Copy the listing below line for line without changing a character, and leave the pictures out of your answer.

----- RECORDS PROVIDED -----

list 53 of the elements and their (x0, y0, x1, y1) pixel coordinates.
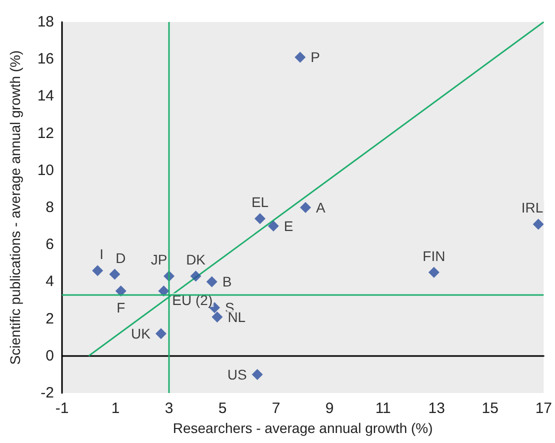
x-axis-title: Researchers - average annual growth (%) (172, 420, 433, 436)
y-axis-title: Scientific publications - average annual growth (%) (7, 50, 23, 365)
point (206, 276, 218, 288)
y-tick-label: 2 (46, 310, 54, 328)
y-tick-label: -2 (40, 384, 54, 402)
series-label: US (227, 366, 247, 382)
point (190, 270, 202, 282)
point (532, 218, 544, 230)
y-tick-label: 18 (37, 14, 54, 30)
x-tick-label: 13 (428, 400, 445, 417)
x-tick-label: 3 (164, 400, 174, 417)
series-label: P (310, 49, 320, 66)
point (294, 52, 306, 63)
point (156, 328, 167, 340)
series-label: F (116, 299, 126, 316)
point (109, 268, 120, 280)
x-tick-label: 7 (272, 400, 280, 417)
series-label: IRL (521, 200, 544, 216)
y-tick-label: 8 (46, 199, 54, 216)
x-tick-label: -1 (55, 400, 69, 417)
series-label: E (284, 218, 294, 234)
y-tick-label: 10 (37, 162, 54, 179)
y-tick-label: 14 (37, 88, 54, 105)
point (115, 285, 126, 296)
x-tick-label: 15 (482, 400, 498, 417)
point (300, 202, 312, 213)
series-label: DK (186, 252, 206, 268)
point (254, 213, 266, 224)
y-tick-label: 4 (46, 273, 54, 290)
point (252, 368, 263, 380)
series-label: EU (2) (172, 292, 213, 308)
point (158, 285, 170, 296)
x-tick-label: 17 (535, 400, 552, 417)
x-tick-label: 9 (325, 400, 334, 417)
x-tick-label: 11 (375, 400, 391, 417)
series-label: FIN (422, 248, 446, 264)
series-label: I (100, 246, 104, 262)
point (212, 311, 223, 322)
series-label: JP (150, 252, 168, 268)
point (428, 266, 440, 278)
y-tick-label: 0 (46, 347, 54, 364)
y-tick-label: 12 (37, 124, 54, 142)
y-tick-label: 16 (37, 50, 54, 68)
x-tick-label: 5 (218, 400, 227, 417)
x-tick-label: 1 (111, 400, 120, 417)
series-label: EL (251, 194, 269, 210)
series-label: A (316, 200, 326, 216)
point (268, 220, 279, 232)
series-label: UK (131, 326, 152, 342)
point (92, 265, 104, 276)
y-tick-label: 6 (46, 236, 54, 254)
series-label: D (116, 250, 126, 266)
series-label: B (222, 274, 232, 290)
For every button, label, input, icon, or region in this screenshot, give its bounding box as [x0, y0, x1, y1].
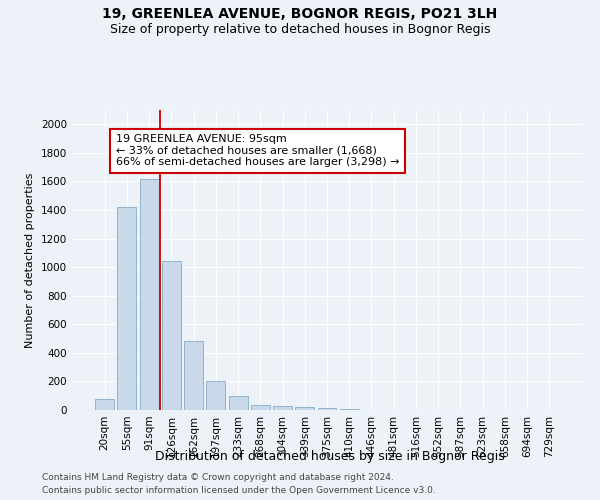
Bar	[184, 342, 203, 410]
Text: 19 GREENLEA AVENUE: 95sqm
← 33% of detached houses are smaller (1,668)
66% of se: 19 GREENLEA AVENUE: 95sqm ← 33% of detac…	[116, 134, 399, 168]
Bar	[140, 178, 158, 410]
Text: 19, GREENLEA AVENUE, BOGNOR REGIS, PO21 3LH: 19, GREENLEA AVENUE, BOGNOR REGIS, PO21 …	[103, 8, 497, 22]
Bar	[295, 407, 314, 410]
Bar	[206, 382, 225, 410]
Text: Contains public sector information licensed under the Open Government Licence v3: Contains public sector information licen…	[42, 486, 436, 495]
Bar	[95, 400, 114, 410]
Bar	[251, 405, 270, 410]
Y-axis label: Number of detached properties: Number of detached properties	[25, 172, 35, 348]
Bar	[273, 406, 292, 410]
Text: Contains HM Land Registry data © Crown copyright and database right 2024.: Contains HM Land Registry data © Crown c…	[42, 474, 394, 482]
Text: Size of property relative to detached houses in Bognor Regis: Size of property relative to detached ho…	[110, 22, 490, 36]
Bar	[118, 207, 136, 410]
Bar	[317, 408, 337, 410]
Bar	[229, 396, 248, 410]
Bar	[162, 262, 181, 410]
Text: Distribution of detached houses by size in Bognor Regis: Distribution of detached houses by size …	[155, 450, 505, 463]
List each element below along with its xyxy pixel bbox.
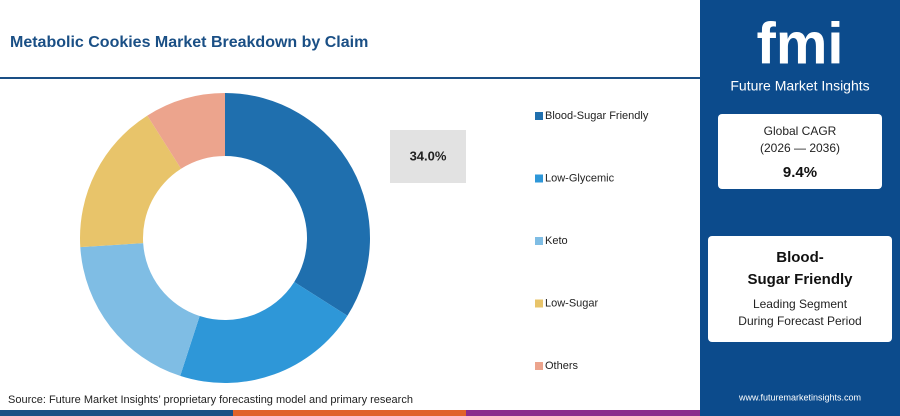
legend-label: Blood-Sugar Friendly bbox=[545, 110, 649, 122]
legend-swatch bbox=[535, 299, 543, 308]
cagr-card bbox=[718, 114, 882, 189]
legend-swatch bbox=[535, 362, 543, 370]
legend-swatch bbox=[535, 237, 543, 245]
logo: fmi bbox=[757, 11, 844, 76]
strip bbox=[233, 410, 466, 416]
callout-label: 34.0% bbox=[410, 148, 447, 163]
url: www.futuremarketinsights.com bbox=[738, 392, 861, 402]
legend-swatch bbox=[535, 112, 543, 120]
strip bbox=[0, 410, 233, 416]
donut-segment bbox=[180, 281, 348, 383]
strip bbox=[466, 410, 700, 416]
chart-title: Metabolic Cookies Market Breakdown by Cl… bbox=[10, 34, 368, 51]
donut-segment bbox=[225, 93, 370, 316]
donut-segment bbox=[80, 115, 182, 248]
legend-label: Low-Glycemic bbox=[545, 172, 615, 184]
segment-card bbox=[708, 236, 892, 342]
legend-label: Low-Sugar bbox=[545, 297, 599, 309]
cagr-period: (2026 — 2036) bbox=[760, 141, 840, 155]
segment-note: Leading Segment bbox=[753, 297, 848, 311]
legend-label: Others bbox=[545, 360, 579, 372]
legend-swatch bbox=[535, 174, 543, 183]
sidebar bbox=[700, 0, 900, 416]
cagr-label: Global CAGR bbox=[764, 124, 837, 138]
callout-box bbox=[390, 130, 466, 183]
legend: Blood-Sugar Friendly Low-Glycemic Keto Low-… bbox=[535, 110, 649, 372]
source: Source: Future Market Insights’ propriet… bbox=[8, 394, 413, 406]
brand: Future Market Insights bbox=[730, 78, 869, 94]
legend-label: Keto bbox=[545, 235, 568, 247]
donut-segment bbox=[147, 93, 225, 169]
donut-segment bbox=[80, 243, 200, 376]
segment: Blood-Sugar Friendly bbox=[747, 249, 853, 288]
segment-note: During Forecast Period bbox=[738, 314, 861, 328]
cagr-value: 9.4% bbox=[783, 164, 817, 181]
donut bbox=[80, 93, 370, 383]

-----

:: EXERCISE OUTPUT ::
list 53 of the elements and their (x0, y0, x1, y1) pixel coordinates.
x-axis-title: Researchers - average annual growth (%) (172, 420, 433, 436)
y-axis-title: Scientific publications - average annual growth (%) (7, 50, 23, 365)
point (206, 276, 218, 288)
y-tick-label: 2 (46, 310, 54, 328)
y-tick-label: -2 (40, 384, 54, 402)
series-label: US (227, 366, 247, 382)
point (190, 270, 202, 282)
point (532, 218, 544, 230)
y-tick-label: 18 (37, 14, 54, 30)
x-tick-label: 13 (428, 400, 445, 417)
x-tick-label: 3 (164, 400, 174, 417)
series-label: P (310, 49, 320, 66)
point (294, 52, 306, 63)
point (156, 328, 167, 340)
series-label: F (116, 299, 126, 316)
point (109, 268, 120, 280)
x-tick-label: 7 (272, 400, 280, 417)
series-label: IRL (521, 200, 544, 216)
y-tick-label: 8 (46, 199, 54, 216)
x-tick-label: -1 (55, 400, 69, 417)
series-label: E (284, 218, 294, 234)
y-tick-label: 10 (37, 162, 54, 179)
y-tick-label: 14 (37, 88, 54, 105)
point (115, 285, 126, 296)
x-tick-label: 15 (482, 400, 498, 417)
point (300, 202, 312, 213)
series-label: DK (186, 252, 206, 268)
point (254, 213, 266, 224)
y-tick-label: 4 (46, 273, 54, 290)
point (252, 368, 263, 380)
series-label: EU (2) (172, 292, 213, 308)
point (158, 285, 170, 296)
x-tick-label: 17 (535, 400, 552, 417)
x-tick-label: 9 (325, 400, 334, 417)
x-tick-label: 11 (375, 400, 391, 417)
series-label: FIN (422, 248, 446, 264)
series-label: I (100, 246, 104, 262)
point (212, 311, 223, 322)
series-label: JP (150, 252, 168, 268)
point (428, 266, 440, 278)
y-tick-label: 0 (46, 347, 54, 364)
y-tick-label: 12 (37, 124, 54, 142)
y-tick-label: 16 (37, 50, 54, 68)
x-tick-label: 5 (218, 400, 227, 417)
x-tick-label: 1 (111, 400, 120, 417)
series-label: EL (251, 194, 269, 210)
series-label: A (316, 200, 326, 216)
point (268, 220, 279, 232)
series-label: UK (131, 326, 152, 342)
point (92, 265, 104, 276)
y-tick-label: 6 (46, 236, 54, 254)
series-label: D (116, 250, 126, 266)
series-label: B (222, 274, 232, 290)
For every button, label, input, icon, or region in this screenshot, give its bounding box as [x0, y0, x1, y1].
Bar	[184, 342, 203, 410]
Text: 19 GREENLEA AVENUE: 95sqm
← 33% of detached houses are smaller (1,668)
66% of se: 19 GREENLEA AVENUE: 95sqm ← 33% of detac…	[116, 134, 399, 168]
Bar	[140, 178, 158, 410]
Text: 19, GREENLEA AVENUE, BOGNOR REGIS, PO21 3LH: 19, GREENLEA AVENUE, BOGNOR REGIS, PO21 …	[103, 8, 497, 22]
Bar	[295, 407, 314, 410]
Bar	[206, 382, 225, 410]
Text: Contains public sector information licensed under the Open Government Licence v3: Contains public sector information licen…	[42, 486, 436, 495]
Bar	[95, 400, 114, 410]
Bar	[251, 405, 270, 410]
Y-axis label: Number of detached properties: Number of detached properties	[25, 172, 35, 348]
Bar	[273, 406, 292, 410]
Text: Contains HM Land Registry data © Crown copyright and database right 2024.: Contains HM Land Registry data © Crown c…	[42, 474, 394, 482]
Text: Size of property relative to detached houses in Bognor Regis: Size of property relative to detached ho…	[110, 22, 490, 36]
Bar	[118, 207, 136, 410]
Bar	[317, 408, 337, 410]
Bar	[229, 396, 248, 410]
Bar	[162, 262, 181, 410]
Text: Distribution of detached houses by size in Bognor Regis: Distribution of detached houses by size …	[155, 450, 505, 463]
List each element below along with its xyxy pixel bbox.
legend-label: Blood-Sugar Friendly bbox=[545, 110, 649, 122]
legend-swatch bbox=[535, 299, 543, 308]
cagr-card bbox=[718, 114, 882, 189]
legend-swatch bbox=[535, 362, 543, 370]
legend-swatch bbox=[535, 237, 543, 245]
logo: fmi bbox=[757, 11, 844, 76]
strip bbox=[233, 410, 466, 416]
callout-label: 34.0% bbox=[410, 148, 447, 163]
url: www.futuremarketinsights.com bbox=[738, 392, 861, 402]
legend-swatch bbox=[535, 112, 543, 120]
strip bbox=[0, 410, 233, 416]
donut-segment bbox=[180, 281, 348, 383]
strip bbox=[466, 410, 700, 416]
chart-title: Metabolic Cookies Market Breakdown by Cl… bbox=[10, 34, 368, 51]
donut-segment bbox=[225, 93, 370, 316]
donut-segment bbox=[80, 115, 182, 248]
legend-label: Low-Glycemic bbox=[545, 172, 615, 184]
segment-card bbox=[708, 236, 892, 342]
legend-label: Low-Sugar bbox=[545, 297, 599, 309]
cagr-period: (2026 — 2036) bbox=[760, 141, 840, 155]
segment-note: Leading Segment bbox=[753, 297, 848, 311]
legend-label: Others bbox=[545, 360, 579, 372]
legend-swatch bbox=[535, 174, 543, 183]
sidebar bbox=[700, 0, 900, 416]
cagr-label: Global CAGR bbox=[764, 124, 837, 138]
callout-box bbox=[390, 130, 466, 183]
legend: Blood-Sugar Friendly Low-Glycemic Keto Low-… bbox=[535, 110, 649, 372]
source: Source: Future Market Insights’ propriet… bbox=[8, 394, 413, 406]
brand: Future Market Insights bbox=[730, 78, 869, 94]
legend-label: Keto bbox=[545, 235, 568, 247]
donut-segment bbox=[147, 93, 225, 169]
donut-segment bbox=[80, 243, 200, 376]
segment: Blood-Sugar Friendly bbox=[747, 249, 853, 288]
segment-note: During Forecast Period bbox=[738, 314, 861, 328]
cagr-value: 9.4% bbox=[783, 164, 817, 181]
donut bbox=[80, 93, 370, 383]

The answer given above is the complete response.